Dataset entries
=-=-=-=-=

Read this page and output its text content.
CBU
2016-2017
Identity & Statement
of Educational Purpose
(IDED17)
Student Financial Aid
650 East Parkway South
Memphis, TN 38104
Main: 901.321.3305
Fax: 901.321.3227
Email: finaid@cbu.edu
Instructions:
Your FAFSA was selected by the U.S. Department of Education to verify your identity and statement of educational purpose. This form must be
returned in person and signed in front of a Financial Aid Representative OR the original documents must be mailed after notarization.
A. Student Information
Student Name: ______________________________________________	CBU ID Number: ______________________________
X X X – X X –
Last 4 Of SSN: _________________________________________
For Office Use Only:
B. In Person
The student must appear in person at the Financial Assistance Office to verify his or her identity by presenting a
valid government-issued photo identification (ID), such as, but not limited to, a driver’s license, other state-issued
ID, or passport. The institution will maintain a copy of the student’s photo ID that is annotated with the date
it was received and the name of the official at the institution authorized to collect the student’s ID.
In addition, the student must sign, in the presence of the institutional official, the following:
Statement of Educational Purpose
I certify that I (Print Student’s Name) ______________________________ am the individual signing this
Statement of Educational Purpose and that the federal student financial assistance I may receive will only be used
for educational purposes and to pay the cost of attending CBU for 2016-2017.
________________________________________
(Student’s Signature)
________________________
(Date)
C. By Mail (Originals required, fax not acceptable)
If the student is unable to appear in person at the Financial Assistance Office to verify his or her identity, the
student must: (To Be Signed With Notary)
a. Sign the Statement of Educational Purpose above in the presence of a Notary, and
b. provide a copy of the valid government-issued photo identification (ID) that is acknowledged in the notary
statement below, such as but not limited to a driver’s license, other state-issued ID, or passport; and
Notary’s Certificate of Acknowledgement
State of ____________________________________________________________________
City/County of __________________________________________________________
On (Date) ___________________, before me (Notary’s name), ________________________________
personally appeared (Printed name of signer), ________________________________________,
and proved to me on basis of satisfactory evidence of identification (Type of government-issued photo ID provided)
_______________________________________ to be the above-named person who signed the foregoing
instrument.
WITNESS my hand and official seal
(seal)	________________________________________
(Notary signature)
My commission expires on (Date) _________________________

=-=-=-=-=

• _Stated goal_: Return every entry exactly as given.

• _Solved problem_:
Read this page and output its text content.
CBU
2016-2017
Identity & Statement
of Educational Purpose
(IDED17)
Student Financial Aid
650 East Parkway South
Memphis, TN 38104
Main: 901.321.3305
Fax: 901.321.3227
Email: finaid@cbu.edu
Instructions:
Your FAFSA was selected by the U.S. Department of Education to verify your identity and statement of educational purpose. This form must be
returned in person and signed in front of a Financial Aid Representative OR the original documents must be mailed after notarization.
A. Student Information
Student Name: ______________________________________________	CBU ID Number: ______________________________
X X X – X X –
Last 4 Of SSN: _________________________________________
For Office Use Only:
B. In Person
The student must appear in person at the Financial Assistance Office to verify his or her identity by presenting a
valid government-issued photo identification (ID), such as, but not limited to, a driver’s license, other state-issued
ID, or passport. The institution will maintain a copy of the student’s photo ID that is annotated with the date
it was received and the name of the official at the institution authorized to collect the student’s ID.
In addition, the student must sign, in the presence of the institutional official, the following:
Statement of Educational Purpose
I certify that I (Print Student’s Name) ______________________________ am the individual signing this
Statement of Educational Purpose and that the federal student financial assistance I may receive will only be used
for educational purposes and to pay the cost of attending CBU for 2016-2017.
________________________________________
(Student’s Signature)
________________________
(Date)
C. By Mail (Originals required, fax not acceptable)
If the student is unable to appear in person at the Financial Assistance Office to verify his or her identity, the
student must: (To Be Signed With Notary)
a. Sign the Statement of Educational Purpose above in the presence of a Notary, and
b. provide a copy of the valid government-issued photo identification (ID) that is acknowledged in the notary
statement below, such as but not limited to a driver’s license, other state-issued ID, or passport; and
Notary’s Certificate of Acknowledgement
State of ____________________________________________________________________
City/County of __________________________________________________________
On (Date) ___________________, before me (Notary’s name), ________________________________
personally appeared (Printed name of signer), ________________________________________,
and proved to me on basis of satisfactory evidence of identification (Type of government-issued photo ID provided)
_______________________________________ to be the above-named person who signed the foregoing
instrument.
WITNESS my hand and official seal
(seal)	________________________________________
(Notary signature)
My commission expires on (Date) _________________________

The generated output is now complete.